* **AIM**
Copy each line of the records that holds the string "проведение".

** start PROVIDED ENTRIES **

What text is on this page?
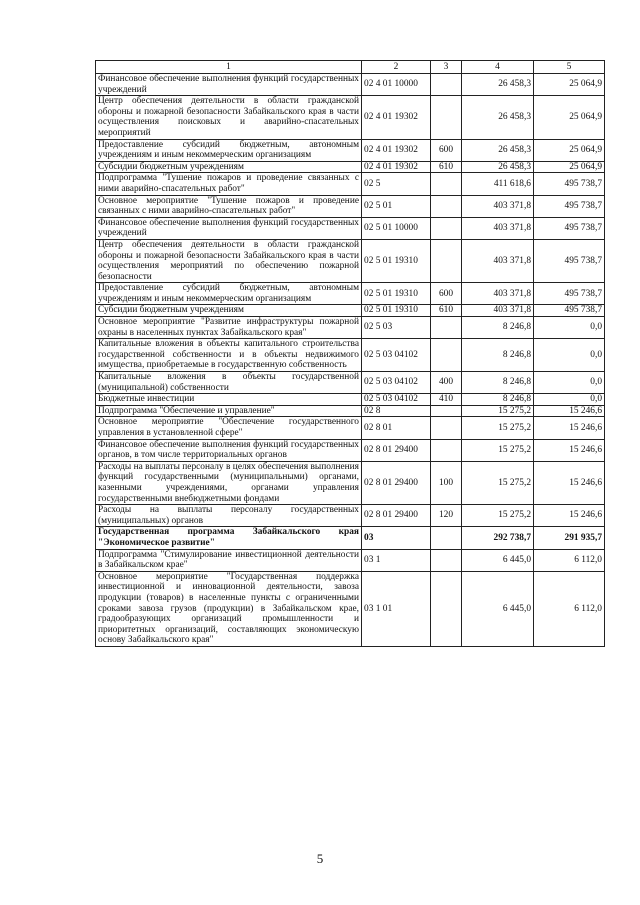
1	2	3	4	5
Финансовое обеспечение выполнения функций государственных учреждений	02 4 01 10000		26 458,3	25 064,9
Центр обеспечения деятельности в области гражданской обороны и пожарной безопасности Забайкальского края в части осуществления поисковых и аварийно-спасательных мероприятий	02 4 01 19302		26 458,3	25 064,9
Предоставление субсидий бюджетным, автономным учреждениям и иным некоммерческим организациям	02 4 01 19302	600	26 458,3	25 064,9
Субсидии бюджетным учреждениям	02 4 01 19302	610	26 458,3	25 064,9
Подпрограмма "Тушение пожаров и проведение связанных с ними аварийно-спасательных работ"	02 5		411 618,6	495 738,7
Основное мероприятие "Тушение пожаров и проведение связанных с ними аварийно-спасательных работ"	02 5 01		403 371,8	495 738,7
Финансовое обеспечение выполнения функций государственных учреждений	02 5 01 10000		403 371,8	495 738,7
Центр обеспечения деятельности в области гражданской обороны и пожарной безопасности Забайкальского края в части осуществления мероприятий по обеспечению пожарной безопасности	02 5 01 19310		403 371,8	495 738,7
Предоставление субсидий бюджетным, автономным учреждениям и иным некоммерческим организациям	02 5 01 19310	600	403 371,8	495 738,7
Субсидии бюджетным учреждениям	02 5 01 19310	610	403 371,8	495 738,7
Основное мероприятие "Развитие инфраструктуры пожарной охраны в населенных пунктах Забайкальского края"	02 5 03		8 246,8	0,0
Капитальные вложения в объекты капитального строительства государственной собственности и в объекты недвижимого имущества, приобретаемые в государственную собственность	02 5 03 04102		8 246,8	0,0
Капитальные вложения в объекты государственной (муниципальной) собственности	02 5 03 04102	400	8 246,8	0,0
Бюджетные инвестиции	02 5 03 04102	410	8 246,8	0,0
Подпрограмма "Обеспечение и управление"	02 8		15 275,2	15 246,6
Основное мероприятие "Обеспечение государственного управления в установленной сфере"	02 8 01		15 275,2	15 246,6
Финансовое обеспечение выполнения функций государственных органов, в том числе территориальных органов	02 8 01 29400		15 275,2	15 246,6
Расходы на выплаты персоналу в целях обеспечения выполнения функций государственными (муниципальными) органами, казенными учреждениями, органами управления государственными внебюджетными фондами	02 8 01 29400	100	15 275,2	15 246,6
Расходы на выплаты персоналу государственных (муниципальных) органов	02 8 01 29400	120	15 275,2	15 246,6
Государственная программа Забайкальского края "Экономическое развитие"	03		292 738,7	291 935,7
Подпрограмма "Стимулирование инвестиционной деятельности в Забайкальском крае"	03 1		6 445,0	6 112,0
Основное мероприятие "Государственная поддержка инвестиционной и инновационной деятельности, завоза продукции (товаров) в населенные пункты с ограниченными сроками завоза грузов (продукции) в Забайкальском крае, градообразующих организаций промышленности и приоритетных организаций, составляющих экономическую основу Забайкальского края"	03 1 01		6 445,0	6 112,0
5
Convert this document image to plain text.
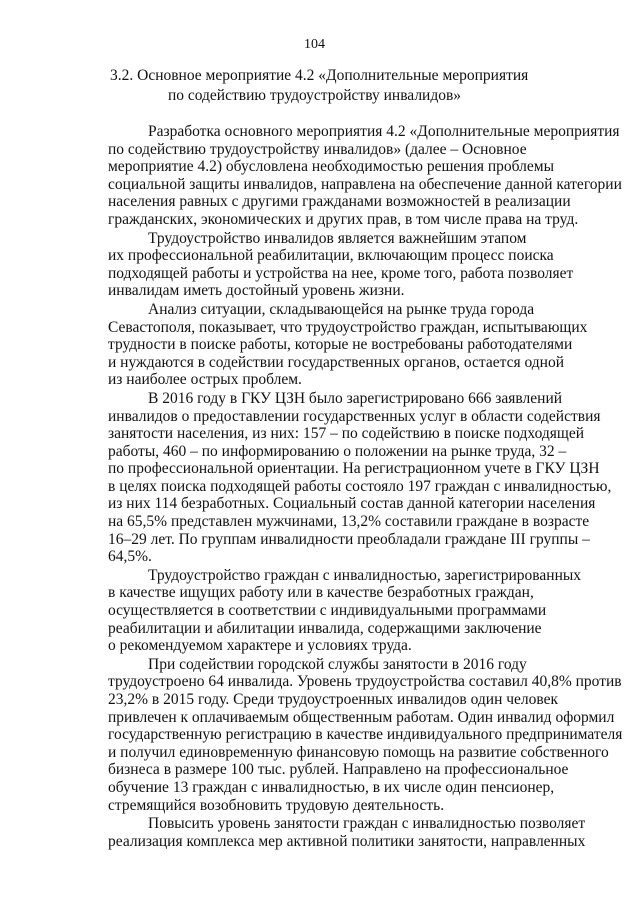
104
3.2. Основное мероприятие 4.2 «Дополнительные мероприятия
по содействию трудоустройству инвалидов»

Разработка основного мероприятия 4.2 «Дополнительные мероприятия
по содействию трудоустройству инвалидов» (далее – Основное
мероприятие 4.2) обусловлена необходимостью решения проблемы
социальной защиты инвалидов, направлена на обеспечение данной категории
населения равных с другими гражданами возможностей в реализации
гражданских, экономических и других прав, в том числе права на труд.

Трудоустройство инвалидов является важнейшим этапом
их профессиональной реабилитации, включающим процесс поиска
подходящей работы и устройства на нее, кроме того, работа позволяет
инвалидам иметь достойный уровень жизни.

Анализ ситуации, складывающейся на рынке труда города
Севастополя, показывает, что трудоустройство граждан, испытывающих
трудности в поиске работы, которые не востребованы работодателями
и нуждаются в содействии государственных органов, остается одной
из наиболее острых проблем.

В 2016 году в ГКУ ЦЗН было зарегистрировано 666 заявлений
инвалидов о предоставлении государственных услуг в области содействия
занятости населения, из них: 157 – по содействию в поиске подходящей
работы, 460 – по информированию о положении на рынке труда, 32 –
по профессиональной ориентации. На регистрационном учете в ГКУ ЦЗН
в целях поиска подходящей работы состояло 197 граждан с инвалидностью,
из них 114 безработных. Социальный состав данной категории населения
на 65,5% представлен мужчинами, 13,2% составили граждане в возрасте
16–29 лет. По группам инвалидности преобладали граждане III группы –
64,5%.

Трудоустройство граждан с инвалидностью, зарегистрированных
в качестве ищущих работу или в качестве безработных граждан,
осуществляется в соответствии с индивидуальными программами
реабилитации и абилитации инвалида, содержащими заключение
о рекомендуемом характере и условиях труда.

При содействии городской службы занятости в 2016 году
трудоустроено 64 инвалида. Уровень трудоустройства составил 40,8% против
23,2% в 2015 году. Среди трудоустроенных инвалидов один человек
привлечен к оплачиваемым общественным работам. Один инвалид оформил
государственную регистрацию в качестве индивидуального предпринимателя
и получил единовременную финансовую помощь на развитие собственного
бизнеса в размере 100 тыс. рублей. Направлено на профессиональное
обучение 13 граждан с инвалидностью, в их числе один пенсионер,
стремящийся возобновить трудовую деятельность.

Повысить уровень занятости граждан с инвалидностью позволяет
реализация комплекса мер активной политики занятости, направленных
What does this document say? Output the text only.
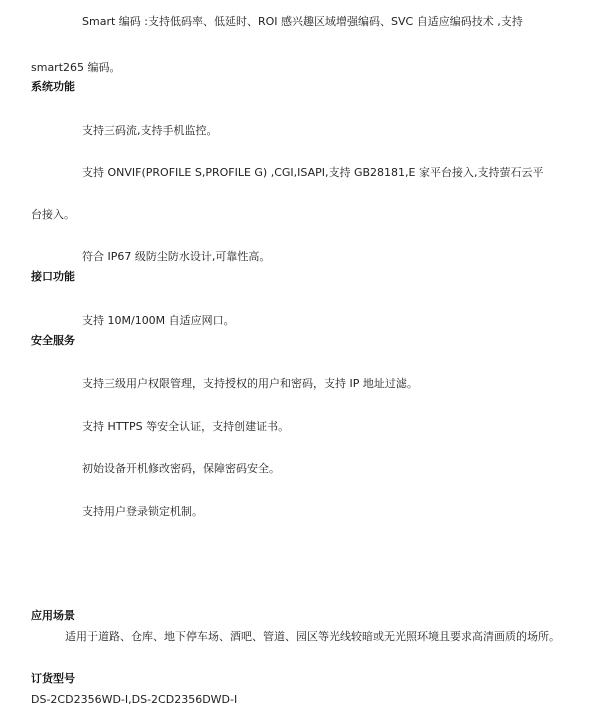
Smart 编码 :支持低码率、低延时、ROI 感兴趣区域增强编码、SVC 自适应编码技术 ,支持
smart265 编码。
系统功能
支持三码流,支持手机监控。
支持 ONVIF(PROFILE S,PROFILE G) ,CGI,ISAPI,支持 GB28181,E 家平台接入,支持萤石云平
台接入。
符合 IP67 级防尘防水设计,可靠性高。
接口功能
支持 10M/100M 自适应网口。
安全服务
支持三级用户权限管理，支持授权的用户和密码，支持 IP 地址过滤。
支持 HTTPS 等安全认证，支持创建证书。
初始设备开机修改密码，保障密码安全。
支持用户登录锁定机制。
应用场景
适用于道路、仓库、地下停车场、酒吧、管道、园区等光线较暗或无光照环境且要求高清画质的场所。
订货型号
DS-2CD2356WD-I,DS-2CD2356DWD-I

** end PROVIDED ENTRIES **

* **PROBLEM SOLUTION**
Подпрограмма "Тушение пожаров и проведение связанных с ними аварийно-спасательных работ"	02 5		411 618,6	495 738,7
Основное мероприятие "Тушение пожаров и проведение связанных с ними аварийно-спасательных работ"	02 5 01		403 371,8	495 738,7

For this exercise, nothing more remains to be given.